**Data in this exercise**
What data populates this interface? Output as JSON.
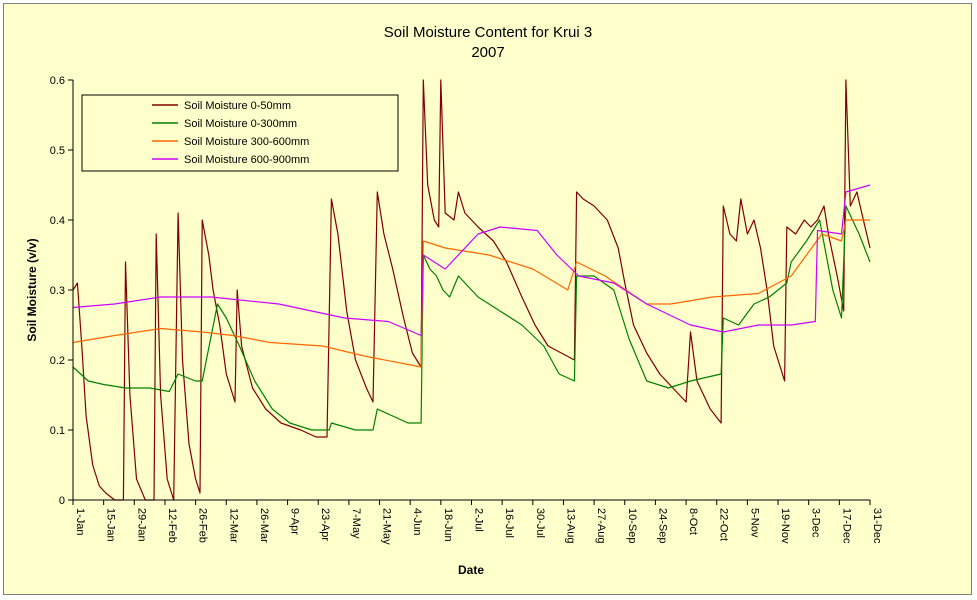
{
  "chart_data": {
    "type": "line",
    "title": "Soil Moisture Content for Krui 3",
    "subtitle": "2007",
    "xlabel": "Date",
    "ylabel": "Soil Moisture (v/v)",
    "ylim": [
      0,
      0.6
    ],
    "yticks": [
      "0",
      "0.1",
      "0.2",
      "0.3",
      "0.4",
      "0.5",
      "0.6"
    ],
    "xlim": [
      "2007-01-01",
      "2007-12-31"
    ],
    "xticks": [
      "1-Jan",
      "15-Jan",
      "29-Jan",
      "12-Feb",
      "26-Feb",
      "12-Mar",
      "26-Mar",
      "9-Apr",
      "23-Apr",
      "7-May",
      "21-May",
      "4-Jun",
      "18-Jun",
      "2-Jul",
      "16-Jul",
      "30-Jul",
      "13-Aug",
      "27-Aug",
      "10-Sep",
      "24-Sep",
      "8-Oct",
      "22-Oct",
      "5-Nov",
      "19-Nov",
      "3-Dec",
      "17-Dec",
      "31-Dec"
    ],
    "grid": false,
    "legend": "top-left",
    "series": [
      {
        "name": "Soil Moisture 0-50mm",
        "color": "#800000",
        "points": [
          [
            "2007-01-01",
            0.3
          ],
          [
            "2007-01-03",
            0.31
          ],
          [
            "2007-01-05",
            0.22
          ],
          [
            "2007-01-07",
            0.12
          ],
          [
            "2007-01-10",
            0.05
          ],
          [
            "2007-01-13",
            0.02
          ],
          [
            "2007-01-16",
            0.01
          ],
          [
            "2007-01-20",
            0.0
          ],
          [
            "2007-01-24",
            0.0
          ],
          [
            "2007-01-25",
            0.34
          ],
          [
            "2007-01-27",
            0.15
          ],
          [
            "2007-01-30",
            0.03
          ],
          [
            "2007-02-03",
            0.0
          ],
          [
            "2007-02-07",
            0.0
          ],
          [
            "2007-02-08",
            0.38
          ],
          [
            "2007-02-10",
            0.15
          ],
          [
            "2007-02-13",
            0.03
          ],
          [
            "2007-02-16",
            0.0
          ],
          [
            "2007-02-18",
            0.41
          ],
          [
            "2007-02-20",
            0.2
          ],
          [
            "2007-02-23",
            0.08
          ],
          [
            "2007-02-26",
            0.03
          ],
          [
            "2007-02-28",
            0.01
          ],
          [
            "2007-03-01",
            0.4
          ],
          [
            "2007-03-04",
            0.35
          ],
          [
            "2007-03-06",
            0.3
          ],
          [
            "2007-03-09",
            0.25
          ],
          [
            "2007-03-12",
            0.18
          ],
          [
            "2007-03-16",
            0.14
          ],
          [
            "2007-03-17",
            0.3
          ],
          [
            "2007-03-19",
            0.22
          ],
          [
            "2007-03-24",
            0.16
          ],
          [
            "2007-03-30",
            0.13
          ],
          [
            "2007-04-06",
            0.11
          ],
          [
            "2007-04-15",
            0.1
          ],
          [
            "2007-04-22",
            0.09
          ],
          [
            "2007-04-27",
            0.09
          ],
          [
            "2007-04-29",
            0.43
          ],
          [
            "2007-05-02",
            0.38
          ],
          [
            "2007-05-06",
            0.27
          ],
          [
            "2007-05-10",
            0.2
          ],
          [
            "2007-05-15",
            0.16
          ],
          [
            "2007-05-18",
            0.14
          ],
          [
            "2007-05-20",
            0.44
          ],
          [
            "2007-05-23",
            0.38
          ],
          [
            "2007-05-27",
            0.33
          ],
          [
            "2007-06-01",
            0.26
          ],
          [
            "2007-06-05",
            0.21
          ],
          [
            "2007-06-09",
            0.19
          ],
          [
            "2007-06-10",
            0.6
          ],
          [
            "2007-06-12",
            0.45
          ],
          [
            "2007-06-15",
            0.4
          ],
          [
            "2007-06-17",
            0.39
          ],
          [
            "2007-06-18",
            0.6
          ],
          [
            "2007-06-20",
            0.41
          ],
          [
            "2007-06-24",
            0.4
          ],
          [
            "2007-06-26",
            0.44
          ],
          [
            "2007-06-29",
            0.41
          ],
          [
            "2007-07-05",
            0.39
          ],
          [
            "2007-07-12",
            0.37
          ],
          [
            "2007-07-18",
            0.34
          ],
          [
            "2007-07-25",
            0.29
          ],
          [
            "2007-07-31",
            0.25
          ],
          [
            "2007-08-06",
            0.22
          ],
          [
            "2007-08-12",
            0.21
          ],
          [
            "2007-08-18",
            0.2
          ],
          [
            "2007-08-19",
            0.44
          ],
          [
            "2007-08-22",
            0.43
          ],
          [
            "2007-08-27",
            0.42
          ],
          [
            "2007-09-02",
            0.4
          ],
          [
            "2007-09-07",
            0.36
          ],
          [
            "2007-09-10",
            0.31
          ],
          [
            "2007-09-14",
            0.25
          ],
          [
            "2007-09-20",
            0.21
          ],
          [
            "2007-09-26",
            0.18
          ],
          [
            "2007-10-02",
            0.16
          ],
          [
            "2007-10-08",
            0.14
          ],
          [
            "2007-10-10",
            0.24
          ],
          [
            "2007-10-13",
            0.17
          ],
          [
            "2007-10-19",
            0.13
          ],
          [
            "2007-10-24",
            0.11
          ],
          [
            "2007-10-25",
            0.42
          ],
          [
            "2007-10-28",
            0.38
          ],
          [
            "2007-10-31",
            0.37
          ],
          [
            "2007-11-02",
            0.43
          ],
          [
            "2007-11-05",
            0.38
          ],
          [
            "2007-11-08",
            0.4
          ],
          [
            "2007-11-11",
            0.36
          ],
          [
            "2007-11-14",
            0.3
          ],
          [
            "2007-11-17",
            0.22
          ],
          [
            "2007-11-22",
            0.17
          ],
          [
            "2007-11-23",
            0.39
          ],
          [
            "2007-11-27",
            0.38
          ],
          [
            "2007-12-01",
            0.4
          ],
          [
            "2007-12-04",
            0.39
          ],
          [
            "2007-12-07",
            0.4
          ],
          [
            "2007-12-10",
            0.42
          ],
          [
            "2007-12-12",
            0.38
          ],
          [
            "2007-12-16",
            0.32
          ],
          [
            "2007-12-19",
            0.27
          ],
          [
            "2007-12-20",
            0.6
          ],
          [
            "2007-12-22",
            0.42
          ],
          [
            "2007-12-25",
            0.44
          ],
          [
            "2007-12-28",
            0.4
          ],
          [
            "2007-12-31",
            0.36
          ]
        ]
      },
      {
        "name": "Soil Moisture 0-300mm",
        "color": "#008000",
        "points": [
          [
            "2007-01-01",
            0.19
          ],
          [
            "2007-01-08",
            0.17
          ],
          [
            "2007-01-15",
            0.165
          ],
          [
            "2007-01-25",
            0.16
          ],
          [
            "2007-02-05",
            0.16
          ],
          [
            "2007-02-14",
            0.155
          ],
          [
            "2007-02-18",
            0.18
          ],
          [
            "2007-02-26",
            0.17
          ],
          [
            "2007-03-01",
            0.17
          ],
          [
            "2007-03-08",
            0.28
          ],
          [
            "2007-03-12",
            0.26
          ],
          [
            "2007-03-18",
            0.22
          ],
          [
            "2007-03-25",
            0.17
          ],
          [
            "2007-04-02",
            0.13
          ],
          [
            "2007-04-10",
            0.11
          ],
          [
            "2007-04-20",
            0.1
          ],
          [
            "2007-04-28",
            0.1
          ],
          [
            "2007-04-29",
            0.11
          ],
          [
            "2007-05-10",
            0.1
          ],
          [
            "2007-05-18",
            0.1
          ],
          [
            "2007-05-20",
            0.13
          ],
          [
            "2007-05-27",
            0.12
          ],
          [
            "2007-06-03",
            0.11
          ],
          [
            "2007-06-09",
            0.11
          ],
          [
            "2007-06-10",
            0.35
          ],
          [
            "2007-06-13",
            0.33
          ],
          [
            "2007-06-16",
            0.32
          ],
          [
            "2007-06-19",
            0.3
          ],
          [
            "2007-06-22",
            0.29
          ],
          [
            "2007-06-26",
            0.32
          ],
          [
            "2007-07-05",
            0.29
          ],
          [
            "2007-07-15",
            0.27
          ],
          [
            "2007-07-25",
            0.25
          ],
          [
            "2007-08-04",
            0.22
          ],
          [
            "2007-08-11",
            0.18
          ],
          [
            "2007-08-18",
            0.17
          ],
          [
            "2007-08-19",
            0.32
          ],
          [
            "2007-08-27",
            0.32
          ],
          [
            "2007-09-05",
            0.3
          ],
          [
            "2007-09-12",
            0.23
          ],
          [
            "2007-09-20",
            0.17
          ],
          [
            "2007-09-30",
            0.16
          ],
          [
            "2007-10-10",
            0.17
          ],
          [
            "2007-10-24",
            0.18
          ],
          [
            "2007-10-25",
            0.26
          ],
          [
            "2007-11-01",
            0.25
          ],
          [
            "2007-11-08",
            0.28
          ],
          [
            "2007-11-15",
            0.29
          ],
          [
            "2007-11-23",
            0.31
          ],
          [
            "2007-11-25",
            0.34
          ],
          [
            "2007-12-02",
            0.37
          ],
          [
            "2007-12-08",
            0.4
          ],
          [
            "2007-12-14",
            0.3
          ],
          [
            "2007-12-18",
            0.26
          ],
          [
            "2007-12-20",
            0.42
          ],
          [
            "2007-12-26",
            0.38
          ],
          [
            "2007-12-31",
            0.34
          ]
        ]
      },
      {
        "name": "Soil Moisture 300-600mm",
        "color": "#ff6600",
        "points": [
          [
            "2007-01-01",
            0.225
          ],
          [
            "2007-01-20",
            0.235
          ],
          [
            "2007-02-10",
            0.245
          ],
          [
            "2007-03-01",
            0.24
          ],
          [
            "2007-03-15",
            0.235
          ],
          [
            "2007-04-01",
            0.225
          ],
          [
            "2007-04-25",
            0.22
          ],
          [
            "2007-05-15",
            0.205
          ],
          [
            "2007-06-09",
            0.19
          ],
          [
            "2007-06-10",
            0.37
          ],
          [
            "2007-06-20",
            0.36
          ],
          [
            "2007-07-10",
            0.35
          ],
          [
            "2007-07-30",
            0.33
          ],
          [
            "2007-08-15",
            0.3
          ],
          [
            "2007-08-19",
            0.34
          ],
          [
            "2007-09-01",
            0.32
          ],
          [
            "2007-09-20",
            0.28
          ],
          [
            "2007-10-01",
            0.28
          ],
          [
            "2007-10-20",
            0.29
          ],
          [
            "2007-11-10",
            0.295
          ],
          [
            "2007-11-25",
            0.32
          ],
          [
            "2007-12-09",
            0.38
          ],
          [
            "2007-12-18",
            0.37
          ],
          [
            "2007-12-20",
            0.4
          ],
          [
            "2007-12-31",
            0.4
          ]
        ]
      },
      {
        "name": "Soil Moisture 600-900mm",
        "color": "#cc00ff",
        "points": [
          [
            "2007-01-01",
            0.275
          ],
          [
            "2007-01-20",
            0.28
          ],
          [
            "2007-02-10",
            0.29
          ],
          [
            "2007-03-05",
            0.29
          ],
          [
            "2007-04-05",
            0.28
          ],
          [
            "2007-05-05",
            0.26
          ],
          [
            "2007-05-25",
            0.255
          ],
          [
            "2007-06-09",
            0.235
          ],
          [
            "2007-06-10",
            0.35
          ],
          [
            "2007-06-20",
            0.33
          ],
          [
            "2007-07-05",
            0.38
          ],
          [
            "2007-07-15",
            0.39
          ],
          [
            "2007-08-01",
            0.385
          ],
          [
            "2007-08-10",
            0.35
          ],
          [
            "2007-08-20",
            0.32
          ],
          [
            "2007-09-05",
            0.31
          ],
          [
            "2007-09-20",
            0.28
          ],
          [
            "2007-10-10",
            0.25
          ],
          [
            "2007-10-25",
            0.24
          ],
          [
            "2007-11-10",
            0.25
          ],
          [
            "2007-11-25",
            0.25
          ],
          [
            "2007-12-06",
            0.255
          ],
          [
            "2007-12-07",
            0.385
          ],
          [
            "2007-12-18",
            0.38
          ],
          [
            "2007-12-20",
            0.44
          ],
          [
            "2007-12-31",
            0.45
          ]
        ]
      }
    ]
  }
}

**Task instructions**
Using the listing above, pull out all lines that hold the word "Soil".

**Exercise solution**
    "title": "Soil Moisture Content for Krui 3",
    "ylabel": "Soil Moisture (v/v)",
        "name": "Soil Moisture 0-50mm",
        "name": "Soil Moisture 0-300mm",
        "name": "Soil Moisture 300-600mm",
        "name": "Soil Moisture 600-900mm",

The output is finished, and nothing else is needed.